### [Aim of the task]
Report, word for word, every line of the material that contains "page".

### [Material for this task]

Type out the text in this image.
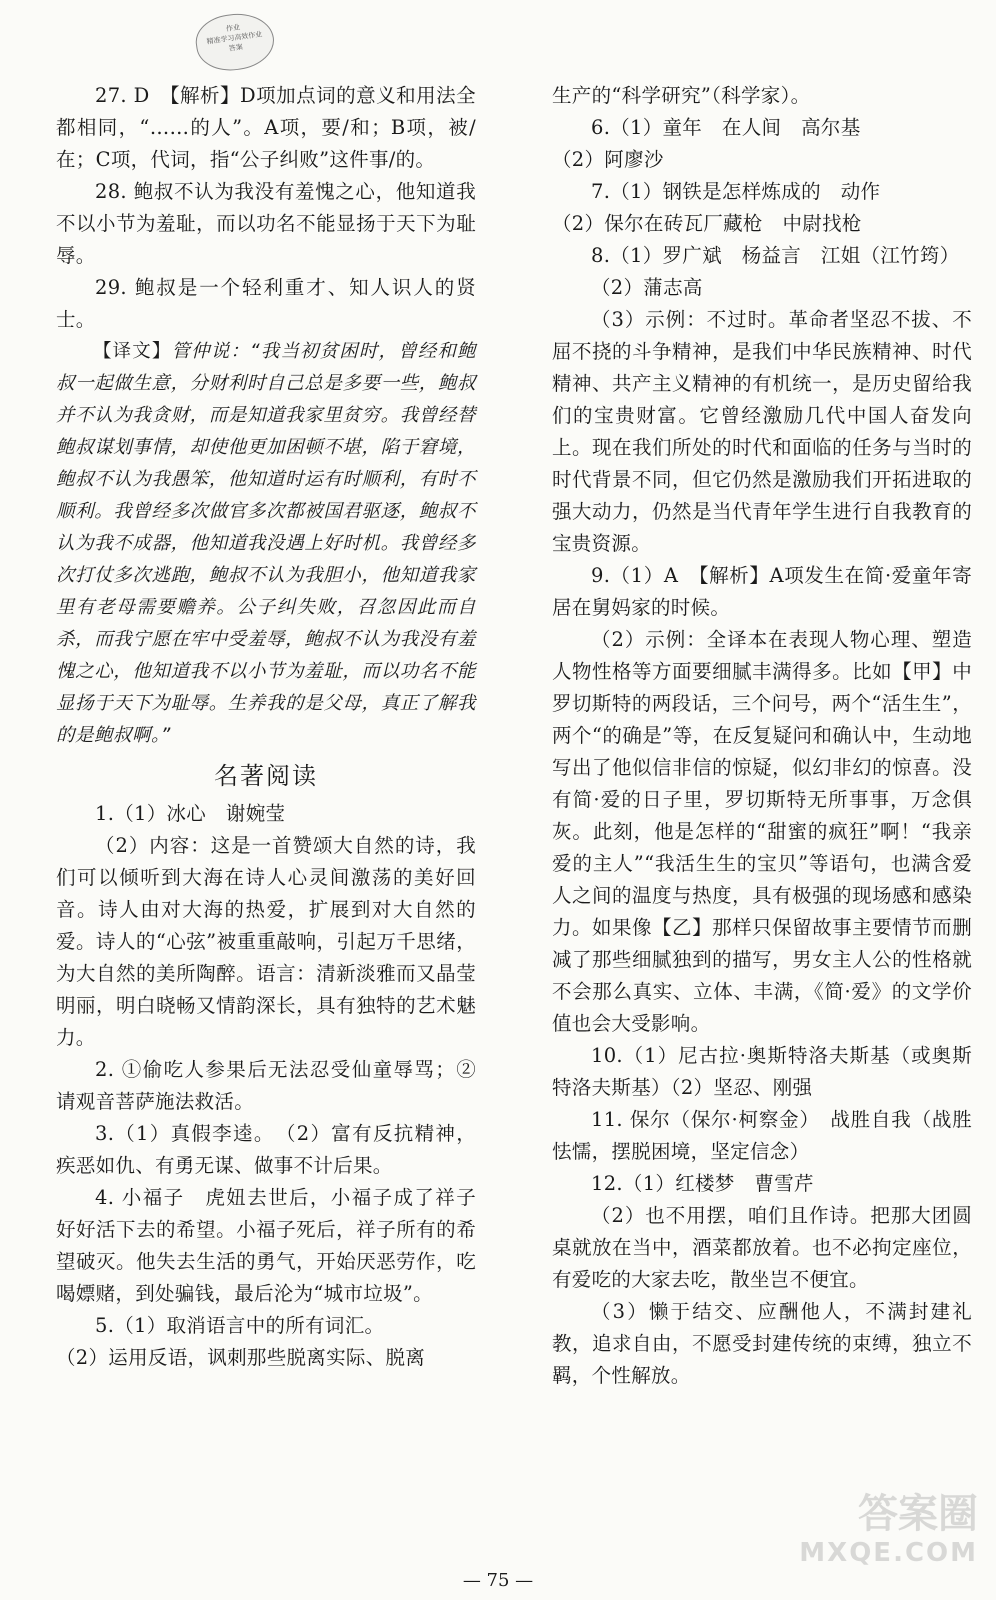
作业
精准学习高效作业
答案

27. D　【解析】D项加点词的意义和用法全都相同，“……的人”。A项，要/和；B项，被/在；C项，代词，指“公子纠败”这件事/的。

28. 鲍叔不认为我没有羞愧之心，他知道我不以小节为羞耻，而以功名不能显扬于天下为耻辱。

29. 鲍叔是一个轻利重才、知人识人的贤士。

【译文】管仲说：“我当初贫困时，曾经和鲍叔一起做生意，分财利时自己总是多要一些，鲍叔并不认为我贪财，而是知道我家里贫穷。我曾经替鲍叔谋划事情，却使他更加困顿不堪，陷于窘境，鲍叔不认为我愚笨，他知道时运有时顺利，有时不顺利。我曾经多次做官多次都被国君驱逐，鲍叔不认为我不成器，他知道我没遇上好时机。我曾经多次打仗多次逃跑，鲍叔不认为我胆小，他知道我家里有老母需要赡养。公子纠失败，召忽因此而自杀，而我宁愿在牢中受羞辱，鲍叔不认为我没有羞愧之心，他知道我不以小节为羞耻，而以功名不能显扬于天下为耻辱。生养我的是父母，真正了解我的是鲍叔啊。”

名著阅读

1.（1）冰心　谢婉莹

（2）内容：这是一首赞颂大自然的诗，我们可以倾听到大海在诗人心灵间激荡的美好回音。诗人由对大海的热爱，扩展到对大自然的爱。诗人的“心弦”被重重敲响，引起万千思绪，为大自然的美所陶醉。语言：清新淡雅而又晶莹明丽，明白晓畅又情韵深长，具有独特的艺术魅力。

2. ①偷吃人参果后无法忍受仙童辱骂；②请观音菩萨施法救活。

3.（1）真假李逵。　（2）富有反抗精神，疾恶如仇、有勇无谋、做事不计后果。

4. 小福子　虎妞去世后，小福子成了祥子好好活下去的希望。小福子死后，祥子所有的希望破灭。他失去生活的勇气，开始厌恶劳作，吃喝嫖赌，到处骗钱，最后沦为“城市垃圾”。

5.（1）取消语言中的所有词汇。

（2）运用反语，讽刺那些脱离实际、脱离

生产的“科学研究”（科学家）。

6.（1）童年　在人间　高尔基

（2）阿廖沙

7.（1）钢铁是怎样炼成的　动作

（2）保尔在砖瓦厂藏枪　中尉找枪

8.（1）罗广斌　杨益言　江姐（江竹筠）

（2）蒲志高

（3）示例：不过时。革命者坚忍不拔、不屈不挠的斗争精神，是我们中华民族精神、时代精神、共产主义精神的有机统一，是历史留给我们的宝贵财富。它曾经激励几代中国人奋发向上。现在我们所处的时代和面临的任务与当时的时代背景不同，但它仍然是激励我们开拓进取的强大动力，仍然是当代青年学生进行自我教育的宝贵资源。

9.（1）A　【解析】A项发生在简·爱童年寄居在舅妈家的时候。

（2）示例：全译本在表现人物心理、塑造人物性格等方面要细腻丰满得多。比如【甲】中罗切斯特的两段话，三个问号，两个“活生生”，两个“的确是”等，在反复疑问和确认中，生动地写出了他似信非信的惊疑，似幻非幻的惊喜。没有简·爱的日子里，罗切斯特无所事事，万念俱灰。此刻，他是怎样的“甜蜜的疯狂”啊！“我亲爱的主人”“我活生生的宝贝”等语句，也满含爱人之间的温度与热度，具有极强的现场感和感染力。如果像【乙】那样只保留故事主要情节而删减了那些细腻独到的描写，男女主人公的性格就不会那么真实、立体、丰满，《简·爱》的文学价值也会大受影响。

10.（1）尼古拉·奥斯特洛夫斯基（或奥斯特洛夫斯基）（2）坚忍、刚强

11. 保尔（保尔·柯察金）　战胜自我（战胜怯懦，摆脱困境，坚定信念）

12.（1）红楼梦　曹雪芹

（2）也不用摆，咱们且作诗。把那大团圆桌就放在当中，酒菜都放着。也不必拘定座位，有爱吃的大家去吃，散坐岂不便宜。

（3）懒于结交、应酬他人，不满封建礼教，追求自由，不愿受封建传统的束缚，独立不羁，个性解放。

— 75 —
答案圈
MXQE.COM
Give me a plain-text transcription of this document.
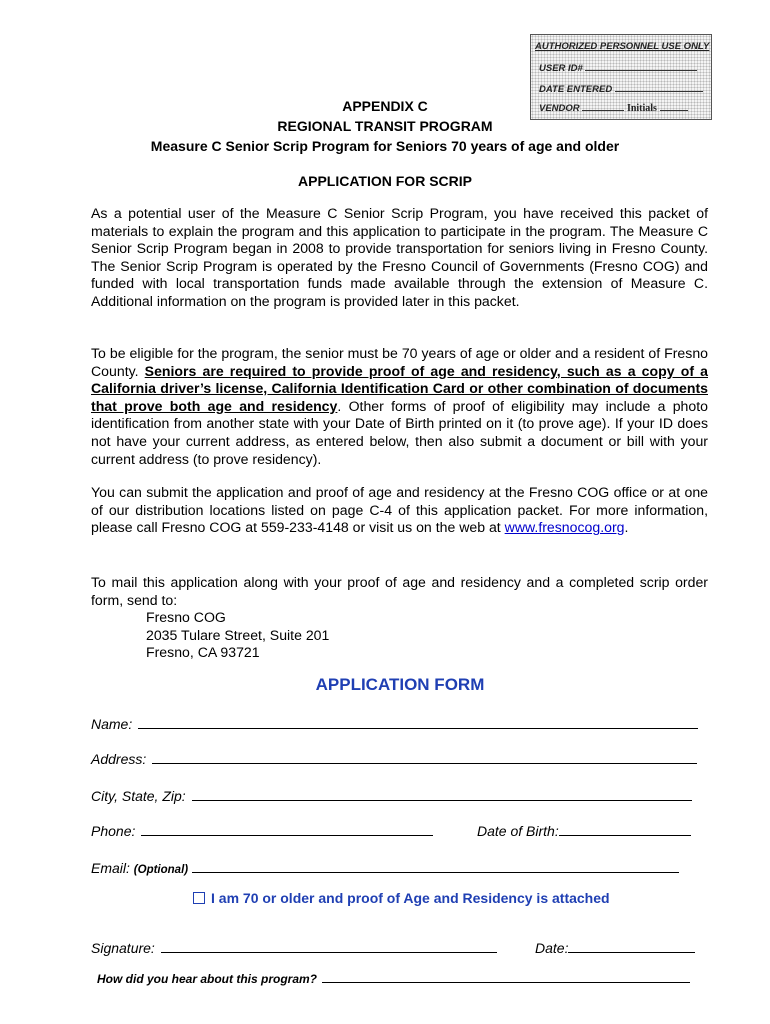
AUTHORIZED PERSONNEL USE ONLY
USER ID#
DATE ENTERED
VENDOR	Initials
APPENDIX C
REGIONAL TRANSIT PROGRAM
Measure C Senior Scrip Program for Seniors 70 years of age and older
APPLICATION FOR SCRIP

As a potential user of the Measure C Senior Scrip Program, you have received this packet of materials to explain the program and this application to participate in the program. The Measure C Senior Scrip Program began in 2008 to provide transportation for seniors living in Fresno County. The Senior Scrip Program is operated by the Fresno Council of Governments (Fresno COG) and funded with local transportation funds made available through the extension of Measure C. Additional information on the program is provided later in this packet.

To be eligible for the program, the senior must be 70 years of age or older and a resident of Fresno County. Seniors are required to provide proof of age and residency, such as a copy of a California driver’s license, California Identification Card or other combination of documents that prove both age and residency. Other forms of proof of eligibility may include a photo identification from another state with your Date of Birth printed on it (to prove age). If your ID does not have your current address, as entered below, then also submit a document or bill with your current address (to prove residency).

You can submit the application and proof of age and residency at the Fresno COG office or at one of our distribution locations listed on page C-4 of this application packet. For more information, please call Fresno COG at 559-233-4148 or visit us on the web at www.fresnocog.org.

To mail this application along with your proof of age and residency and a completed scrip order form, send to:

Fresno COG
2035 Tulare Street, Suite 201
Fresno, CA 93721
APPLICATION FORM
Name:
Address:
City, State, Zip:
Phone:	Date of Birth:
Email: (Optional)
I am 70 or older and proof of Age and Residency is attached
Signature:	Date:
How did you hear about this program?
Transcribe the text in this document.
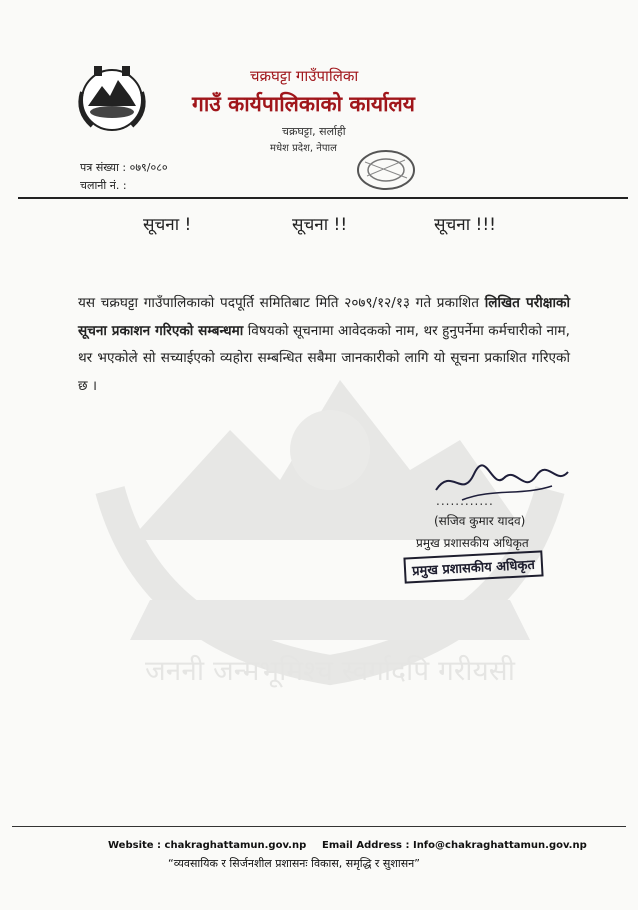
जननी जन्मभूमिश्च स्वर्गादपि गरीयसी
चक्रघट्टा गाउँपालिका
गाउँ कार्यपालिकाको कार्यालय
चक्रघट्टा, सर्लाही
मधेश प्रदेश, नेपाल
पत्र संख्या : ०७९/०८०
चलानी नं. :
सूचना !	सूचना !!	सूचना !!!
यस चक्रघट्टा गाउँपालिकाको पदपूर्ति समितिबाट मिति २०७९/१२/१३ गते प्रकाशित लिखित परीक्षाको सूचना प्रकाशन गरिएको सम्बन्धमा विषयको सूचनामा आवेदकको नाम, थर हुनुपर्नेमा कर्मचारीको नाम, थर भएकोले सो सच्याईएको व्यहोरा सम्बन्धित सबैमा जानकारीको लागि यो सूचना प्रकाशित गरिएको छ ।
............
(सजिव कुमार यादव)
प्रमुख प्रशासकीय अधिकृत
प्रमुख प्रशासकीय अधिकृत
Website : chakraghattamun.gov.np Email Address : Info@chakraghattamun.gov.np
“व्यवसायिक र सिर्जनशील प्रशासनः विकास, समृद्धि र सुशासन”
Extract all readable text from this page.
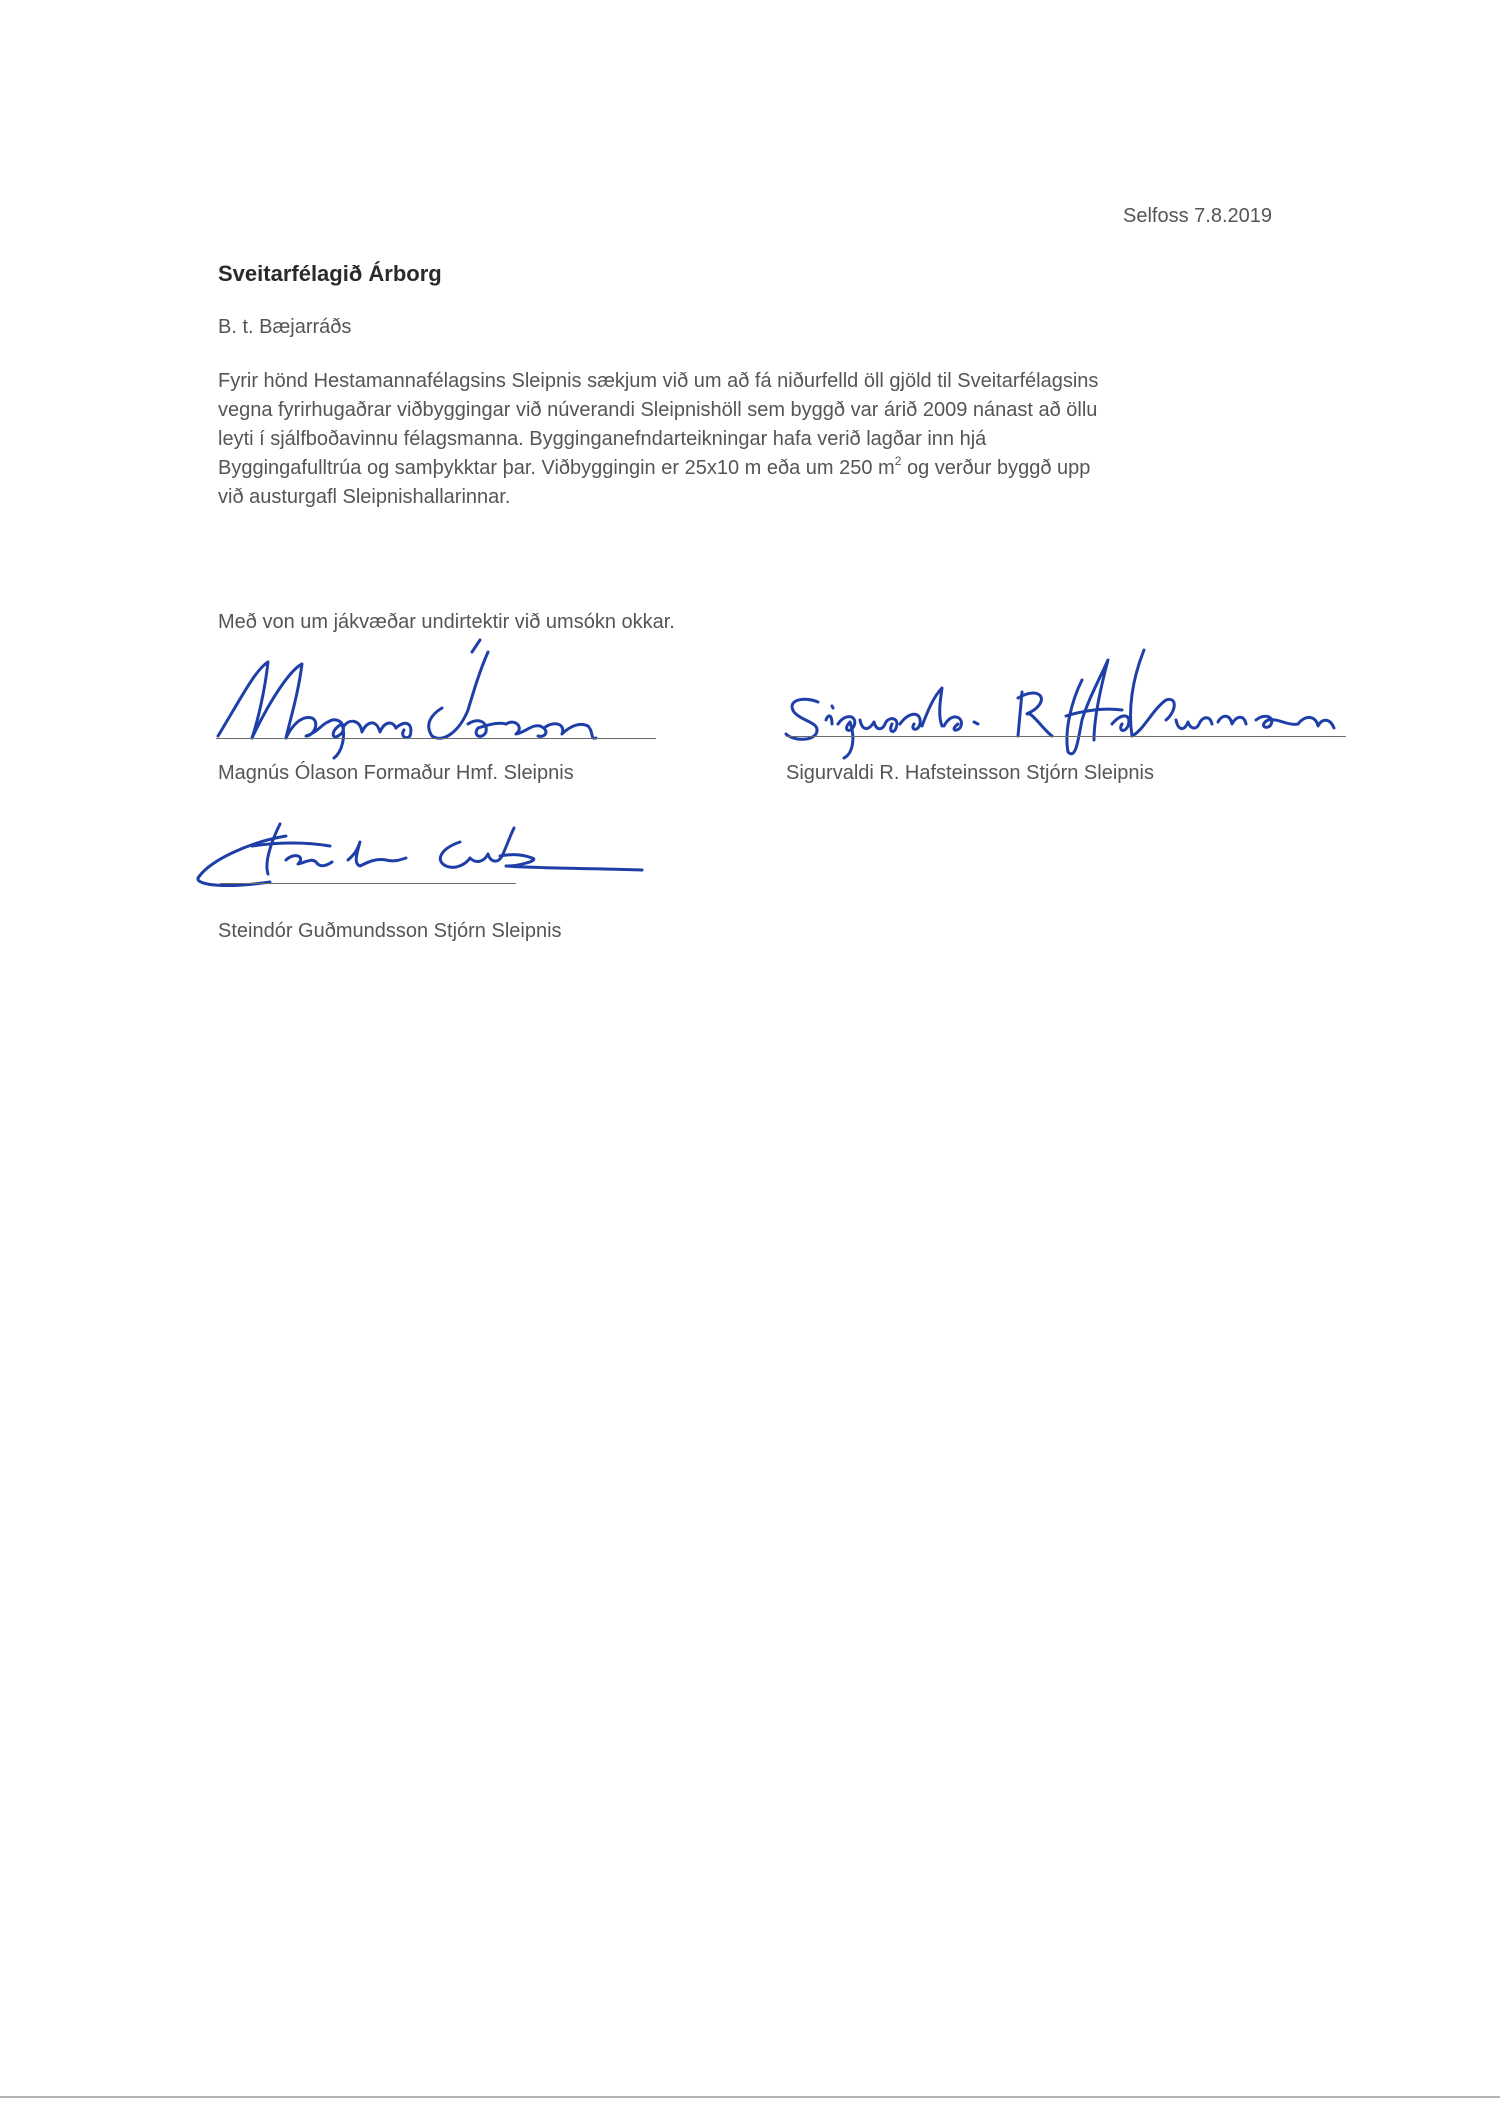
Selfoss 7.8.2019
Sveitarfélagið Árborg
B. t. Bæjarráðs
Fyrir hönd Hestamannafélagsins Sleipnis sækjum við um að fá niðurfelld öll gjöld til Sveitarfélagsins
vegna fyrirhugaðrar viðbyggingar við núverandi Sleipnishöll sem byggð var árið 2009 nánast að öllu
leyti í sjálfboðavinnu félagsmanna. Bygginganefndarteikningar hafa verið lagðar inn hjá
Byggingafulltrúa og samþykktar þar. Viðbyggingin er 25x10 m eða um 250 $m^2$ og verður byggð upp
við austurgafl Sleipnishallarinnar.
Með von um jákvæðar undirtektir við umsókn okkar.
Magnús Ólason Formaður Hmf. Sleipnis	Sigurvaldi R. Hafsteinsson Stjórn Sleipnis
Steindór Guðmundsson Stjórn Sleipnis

### [Answer for the task]
You can submit the application and proof of age and residency at the Fresno COG office or at one of our distribution locations listed on page C-4 of this application packet. For more information, please call Fresno COG at 559-233-4148 or visit us on the web at www.fresnocog.org.
Extract all readable text from this page.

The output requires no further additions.